▶ **Exercise requirements**: Search the data for the string "defined" and extract every line where it appears.

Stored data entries

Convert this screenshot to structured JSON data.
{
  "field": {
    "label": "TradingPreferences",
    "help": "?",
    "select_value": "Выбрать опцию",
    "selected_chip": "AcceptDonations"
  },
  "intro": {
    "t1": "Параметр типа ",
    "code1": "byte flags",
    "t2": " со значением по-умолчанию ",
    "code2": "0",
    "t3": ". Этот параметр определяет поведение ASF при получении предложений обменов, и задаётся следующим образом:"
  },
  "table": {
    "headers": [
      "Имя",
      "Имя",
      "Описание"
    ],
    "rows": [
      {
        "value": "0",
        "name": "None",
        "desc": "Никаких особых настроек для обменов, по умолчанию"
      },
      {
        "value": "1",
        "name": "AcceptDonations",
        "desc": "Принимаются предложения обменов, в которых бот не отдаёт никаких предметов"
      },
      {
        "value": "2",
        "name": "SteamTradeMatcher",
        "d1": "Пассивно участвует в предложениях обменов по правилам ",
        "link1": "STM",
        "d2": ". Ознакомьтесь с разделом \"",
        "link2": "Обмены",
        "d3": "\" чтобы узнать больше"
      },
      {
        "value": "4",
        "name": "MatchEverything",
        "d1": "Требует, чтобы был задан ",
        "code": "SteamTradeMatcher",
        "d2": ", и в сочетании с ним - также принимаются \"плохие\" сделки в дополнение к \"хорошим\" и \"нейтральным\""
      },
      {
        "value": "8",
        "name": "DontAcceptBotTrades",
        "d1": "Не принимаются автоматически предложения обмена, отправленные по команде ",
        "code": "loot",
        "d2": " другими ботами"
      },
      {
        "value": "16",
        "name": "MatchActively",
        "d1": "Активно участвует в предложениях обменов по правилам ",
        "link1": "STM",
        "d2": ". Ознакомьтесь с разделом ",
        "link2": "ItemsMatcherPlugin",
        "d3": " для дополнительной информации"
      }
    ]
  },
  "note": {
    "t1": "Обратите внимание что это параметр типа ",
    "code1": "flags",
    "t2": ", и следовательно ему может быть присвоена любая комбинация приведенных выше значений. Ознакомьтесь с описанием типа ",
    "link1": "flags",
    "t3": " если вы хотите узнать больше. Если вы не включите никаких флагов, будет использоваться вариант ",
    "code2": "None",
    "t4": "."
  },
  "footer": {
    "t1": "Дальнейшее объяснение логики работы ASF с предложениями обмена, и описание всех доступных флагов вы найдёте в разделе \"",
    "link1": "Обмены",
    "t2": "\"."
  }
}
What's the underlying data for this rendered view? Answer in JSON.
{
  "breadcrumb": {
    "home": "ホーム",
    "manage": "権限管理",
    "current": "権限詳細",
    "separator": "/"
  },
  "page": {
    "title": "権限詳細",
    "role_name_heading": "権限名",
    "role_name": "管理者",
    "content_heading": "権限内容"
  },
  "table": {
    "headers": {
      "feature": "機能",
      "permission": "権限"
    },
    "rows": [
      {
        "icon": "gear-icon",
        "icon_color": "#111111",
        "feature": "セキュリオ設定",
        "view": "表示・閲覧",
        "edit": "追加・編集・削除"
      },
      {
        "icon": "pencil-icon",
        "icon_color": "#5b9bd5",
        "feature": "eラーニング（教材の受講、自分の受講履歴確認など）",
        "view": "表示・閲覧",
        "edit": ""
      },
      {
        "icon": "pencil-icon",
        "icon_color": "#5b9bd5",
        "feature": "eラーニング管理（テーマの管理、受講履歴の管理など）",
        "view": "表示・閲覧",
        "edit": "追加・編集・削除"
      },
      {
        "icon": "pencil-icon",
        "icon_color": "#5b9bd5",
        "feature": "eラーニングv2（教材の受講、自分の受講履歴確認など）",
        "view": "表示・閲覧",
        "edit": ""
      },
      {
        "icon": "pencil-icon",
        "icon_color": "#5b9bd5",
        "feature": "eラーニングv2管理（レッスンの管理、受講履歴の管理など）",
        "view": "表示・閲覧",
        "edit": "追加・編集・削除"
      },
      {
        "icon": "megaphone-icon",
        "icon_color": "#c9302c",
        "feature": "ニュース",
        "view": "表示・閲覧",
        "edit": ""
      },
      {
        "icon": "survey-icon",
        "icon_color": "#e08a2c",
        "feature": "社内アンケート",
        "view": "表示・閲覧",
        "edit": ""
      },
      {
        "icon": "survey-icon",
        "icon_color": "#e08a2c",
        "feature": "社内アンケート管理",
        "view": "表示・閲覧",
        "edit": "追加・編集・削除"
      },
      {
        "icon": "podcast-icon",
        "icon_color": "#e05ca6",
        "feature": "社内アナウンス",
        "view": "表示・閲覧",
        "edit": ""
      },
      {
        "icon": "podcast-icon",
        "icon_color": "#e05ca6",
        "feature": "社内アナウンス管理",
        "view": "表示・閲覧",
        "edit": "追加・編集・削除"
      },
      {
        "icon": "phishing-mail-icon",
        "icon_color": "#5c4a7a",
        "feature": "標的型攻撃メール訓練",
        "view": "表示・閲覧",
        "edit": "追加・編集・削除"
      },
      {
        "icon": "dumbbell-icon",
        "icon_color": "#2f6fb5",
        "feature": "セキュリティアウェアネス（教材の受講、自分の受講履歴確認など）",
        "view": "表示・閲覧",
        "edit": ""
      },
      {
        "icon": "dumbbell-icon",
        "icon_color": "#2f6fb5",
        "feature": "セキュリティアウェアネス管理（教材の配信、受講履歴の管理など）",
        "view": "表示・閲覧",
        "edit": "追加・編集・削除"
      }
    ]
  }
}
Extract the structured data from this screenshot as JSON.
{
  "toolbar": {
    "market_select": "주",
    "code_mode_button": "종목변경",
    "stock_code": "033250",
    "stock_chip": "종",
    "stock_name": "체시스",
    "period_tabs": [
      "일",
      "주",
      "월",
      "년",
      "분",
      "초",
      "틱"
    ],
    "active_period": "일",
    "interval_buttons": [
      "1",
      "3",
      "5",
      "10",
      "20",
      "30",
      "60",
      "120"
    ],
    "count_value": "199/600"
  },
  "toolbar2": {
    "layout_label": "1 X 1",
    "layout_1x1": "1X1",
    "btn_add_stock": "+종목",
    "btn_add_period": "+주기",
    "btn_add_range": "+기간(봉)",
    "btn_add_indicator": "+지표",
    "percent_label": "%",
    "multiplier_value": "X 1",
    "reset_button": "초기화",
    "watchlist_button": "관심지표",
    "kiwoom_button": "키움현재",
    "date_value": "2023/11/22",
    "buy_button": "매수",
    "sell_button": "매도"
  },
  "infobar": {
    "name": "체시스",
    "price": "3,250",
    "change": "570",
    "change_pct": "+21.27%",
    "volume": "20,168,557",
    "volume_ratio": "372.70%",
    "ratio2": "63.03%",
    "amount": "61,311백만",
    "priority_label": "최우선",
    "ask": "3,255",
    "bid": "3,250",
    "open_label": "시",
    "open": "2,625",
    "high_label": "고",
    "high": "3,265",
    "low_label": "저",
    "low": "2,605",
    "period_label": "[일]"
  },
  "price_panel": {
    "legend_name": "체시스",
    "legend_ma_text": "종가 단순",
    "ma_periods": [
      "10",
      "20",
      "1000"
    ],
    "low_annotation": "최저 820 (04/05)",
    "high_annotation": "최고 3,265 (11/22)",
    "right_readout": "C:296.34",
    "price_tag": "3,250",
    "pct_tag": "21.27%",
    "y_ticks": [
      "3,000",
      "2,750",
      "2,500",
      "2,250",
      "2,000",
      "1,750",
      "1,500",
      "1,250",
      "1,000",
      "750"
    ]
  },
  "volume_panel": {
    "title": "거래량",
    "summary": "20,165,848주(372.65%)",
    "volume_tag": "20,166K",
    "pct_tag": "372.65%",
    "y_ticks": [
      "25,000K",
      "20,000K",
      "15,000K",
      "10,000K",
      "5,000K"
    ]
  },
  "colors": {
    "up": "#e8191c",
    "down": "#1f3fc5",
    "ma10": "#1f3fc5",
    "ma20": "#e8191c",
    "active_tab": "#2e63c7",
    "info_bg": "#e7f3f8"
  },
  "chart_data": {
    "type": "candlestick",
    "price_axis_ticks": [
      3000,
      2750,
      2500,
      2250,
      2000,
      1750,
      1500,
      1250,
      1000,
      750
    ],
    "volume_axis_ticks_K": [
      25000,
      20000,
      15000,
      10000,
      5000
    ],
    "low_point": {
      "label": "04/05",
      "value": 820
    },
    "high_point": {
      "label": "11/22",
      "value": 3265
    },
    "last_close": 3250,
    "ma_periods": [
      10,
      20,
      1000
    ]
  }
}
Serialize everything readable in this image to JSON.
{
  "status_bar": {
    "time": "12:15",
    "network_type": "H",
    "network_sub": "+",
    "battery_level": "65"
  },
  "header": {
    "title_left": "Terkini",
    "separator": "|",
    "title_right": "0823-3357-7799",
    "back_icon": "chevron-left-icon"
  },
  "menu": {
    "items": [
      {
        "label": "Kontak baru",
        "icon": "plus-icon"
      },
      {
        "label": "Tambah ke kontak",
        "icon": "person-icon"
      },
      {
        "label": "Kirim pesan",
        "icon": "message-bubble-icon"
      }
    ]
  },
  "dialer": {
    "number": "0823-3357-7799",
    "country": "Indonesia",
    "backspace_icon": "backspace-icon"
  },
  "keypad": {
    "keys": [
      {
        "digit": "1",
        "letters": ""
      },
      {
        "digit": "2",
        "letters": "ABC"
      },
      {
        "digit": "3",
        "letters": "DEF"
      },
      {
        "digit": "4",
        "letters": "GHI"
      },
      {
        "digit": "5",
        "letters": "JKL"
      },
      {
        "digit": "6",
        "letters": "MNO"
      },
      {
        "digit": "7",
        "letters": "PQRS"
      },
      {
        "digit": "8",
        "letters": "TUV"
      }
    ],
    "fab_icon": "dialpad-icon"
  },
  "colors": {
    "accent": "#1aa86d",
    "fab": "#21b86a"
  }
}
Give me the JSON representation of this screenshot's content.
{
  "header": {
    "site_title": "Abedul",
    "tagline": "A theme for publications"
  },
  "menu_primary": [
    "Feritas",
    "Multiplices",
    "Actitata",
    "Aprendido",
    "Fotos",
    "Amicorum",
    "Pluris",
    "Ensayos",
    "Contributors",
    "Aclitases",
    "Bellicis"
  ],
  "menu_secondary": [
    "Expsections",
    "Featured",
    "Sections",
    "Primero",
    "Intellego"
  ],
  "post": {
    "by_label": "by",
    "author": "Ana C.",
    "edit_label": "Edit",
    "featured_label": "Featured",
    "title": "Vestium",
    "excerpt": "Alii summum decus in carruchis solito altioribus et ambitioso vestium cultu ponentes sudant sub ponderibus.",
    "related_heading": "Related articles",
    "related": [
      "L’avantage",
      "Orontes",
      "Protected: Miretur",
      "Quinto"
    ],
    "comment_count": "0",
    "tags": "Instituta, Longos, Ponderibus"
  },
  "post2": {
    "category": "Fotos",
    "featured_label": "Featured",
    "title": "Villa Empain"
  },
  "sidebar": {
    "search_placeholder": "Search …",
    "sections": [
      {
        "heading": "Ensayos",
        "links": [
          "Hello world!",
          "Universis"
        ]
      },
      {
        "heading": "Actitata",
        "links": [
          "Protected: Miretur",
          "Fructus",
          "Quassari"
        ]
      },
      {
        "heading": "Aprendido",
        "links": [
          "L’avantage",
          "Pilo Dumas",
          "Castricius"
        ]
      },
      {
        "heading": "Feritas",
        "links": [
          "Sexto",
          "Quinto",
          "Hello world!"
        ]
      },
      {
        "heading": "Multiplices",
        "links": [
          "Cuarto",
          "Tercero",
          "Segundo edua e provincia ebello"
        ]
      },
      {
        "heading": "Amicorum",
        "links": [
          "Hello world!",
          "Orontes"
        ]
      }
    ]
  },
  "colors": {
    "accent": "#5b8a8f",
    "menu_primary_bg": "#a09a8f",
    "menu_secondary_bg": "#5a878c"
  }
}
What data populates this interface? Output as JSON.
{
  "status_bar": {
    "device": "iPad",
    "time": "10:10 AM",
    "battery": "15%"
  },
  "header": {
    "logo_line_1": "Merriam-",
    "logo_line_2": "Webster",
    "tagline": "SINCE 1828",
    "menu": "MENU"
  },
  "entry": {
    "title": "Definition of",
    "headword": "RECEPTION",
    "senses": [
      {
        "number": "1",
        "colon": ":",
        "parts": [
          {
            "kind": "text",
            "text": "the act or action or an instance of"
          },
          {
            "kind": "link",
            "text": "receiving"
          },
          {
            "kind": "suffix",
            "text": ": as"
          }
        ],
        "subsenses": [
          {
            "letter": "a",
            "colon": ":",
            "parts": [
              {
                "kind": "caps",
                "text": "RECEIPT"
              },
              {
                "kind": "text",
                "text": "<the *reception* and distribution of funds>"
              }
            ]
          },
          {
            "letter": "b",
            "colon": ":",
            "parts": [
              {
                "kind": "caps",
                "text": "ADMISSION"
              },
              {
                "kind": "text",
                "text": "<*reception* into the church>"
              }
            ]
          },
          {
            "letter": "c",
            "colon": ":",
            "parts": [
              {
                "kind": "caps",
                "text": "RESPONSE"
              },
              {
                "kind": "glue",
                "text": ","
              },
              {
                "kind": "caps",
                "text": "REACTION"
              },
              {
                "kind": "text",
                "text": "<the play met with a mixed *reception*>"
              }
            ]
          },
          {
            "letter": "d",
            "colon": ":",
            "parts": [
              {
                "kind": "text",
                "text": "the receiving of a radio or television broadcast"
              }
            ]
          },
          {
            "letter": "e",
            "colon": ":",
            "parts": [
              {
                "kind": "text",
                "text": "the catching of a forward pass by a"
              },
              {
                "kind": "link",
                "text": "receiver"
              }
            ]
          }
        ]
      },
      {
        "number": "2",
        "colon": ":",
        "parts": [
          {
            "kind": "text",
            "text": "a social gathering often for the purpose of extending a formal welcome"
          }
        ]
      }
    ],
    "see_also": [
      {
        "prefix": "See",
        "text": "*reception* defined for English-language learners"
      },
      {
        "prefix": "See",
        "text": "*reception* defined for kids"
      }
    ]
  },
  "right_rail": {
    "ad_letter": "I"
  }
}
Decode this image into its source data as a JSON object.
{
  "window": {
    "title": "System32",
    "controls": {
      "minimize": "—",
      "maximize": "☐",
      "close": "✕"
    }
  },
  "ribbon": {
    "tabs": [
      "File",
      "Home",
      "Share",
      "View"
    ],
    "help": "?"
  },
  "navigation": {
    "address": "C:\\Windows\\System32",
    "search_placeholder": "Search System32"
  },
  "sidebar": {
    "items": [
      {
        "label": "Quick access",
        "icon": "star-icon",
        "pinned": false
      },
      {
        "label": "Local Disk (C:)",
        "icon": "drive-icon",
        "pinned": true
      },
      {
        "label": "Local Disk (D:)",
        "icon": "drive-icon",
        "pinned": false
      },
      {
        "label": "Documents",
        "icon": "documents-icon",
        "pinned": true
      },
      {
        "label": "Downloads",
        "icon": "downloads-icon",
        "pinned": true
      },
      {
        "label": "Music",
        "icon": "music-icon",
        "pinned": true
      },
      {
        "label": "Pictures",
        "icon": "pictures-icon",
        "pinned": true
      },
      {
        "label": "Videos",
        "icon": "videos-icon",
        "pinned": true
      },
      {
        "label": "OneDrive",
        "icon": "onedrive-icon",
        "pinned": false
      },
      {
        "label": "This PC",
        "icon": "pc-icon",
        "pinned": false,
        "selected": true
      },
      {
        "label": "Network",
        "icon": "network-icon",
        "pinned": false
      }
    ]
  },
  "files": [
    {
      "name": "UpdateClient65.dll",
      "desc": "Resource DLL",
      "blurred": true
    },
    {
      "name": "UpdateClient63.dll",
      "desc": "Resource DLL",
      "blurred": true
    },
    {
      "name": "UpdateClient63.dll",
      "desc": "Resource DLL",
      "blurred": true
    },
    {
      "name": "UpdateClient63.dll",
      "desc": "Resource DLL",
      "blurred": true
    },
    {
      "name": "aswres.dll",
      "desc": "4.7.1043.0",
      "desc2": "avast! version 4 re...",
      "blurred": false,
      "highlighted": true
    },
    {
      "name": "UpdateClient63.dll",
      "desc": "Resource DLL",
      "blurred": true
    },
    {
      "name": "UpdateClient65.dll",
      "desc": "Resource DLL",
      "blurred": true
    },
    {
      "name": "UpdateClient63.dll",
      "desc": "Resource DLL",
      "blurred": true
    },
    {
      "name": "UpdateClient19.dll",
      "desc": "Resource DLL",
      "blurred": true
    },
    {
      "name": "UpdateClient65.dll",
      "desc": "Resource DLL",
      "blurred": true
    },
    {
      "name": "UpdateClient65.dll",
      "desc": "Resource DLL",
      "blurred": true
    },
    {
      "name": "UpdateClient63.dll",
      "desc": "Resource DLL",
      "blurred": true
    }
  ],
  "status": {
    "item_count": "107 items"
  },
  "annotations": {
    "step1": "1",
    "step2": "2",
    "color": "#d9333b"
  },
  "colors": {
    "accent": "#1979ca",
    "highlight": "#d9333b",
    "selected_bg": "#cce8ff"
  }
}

▶ **Solved problem**:
        "text": "*reception* defined for English-language learners"
        "text": "*reception* defined for kids"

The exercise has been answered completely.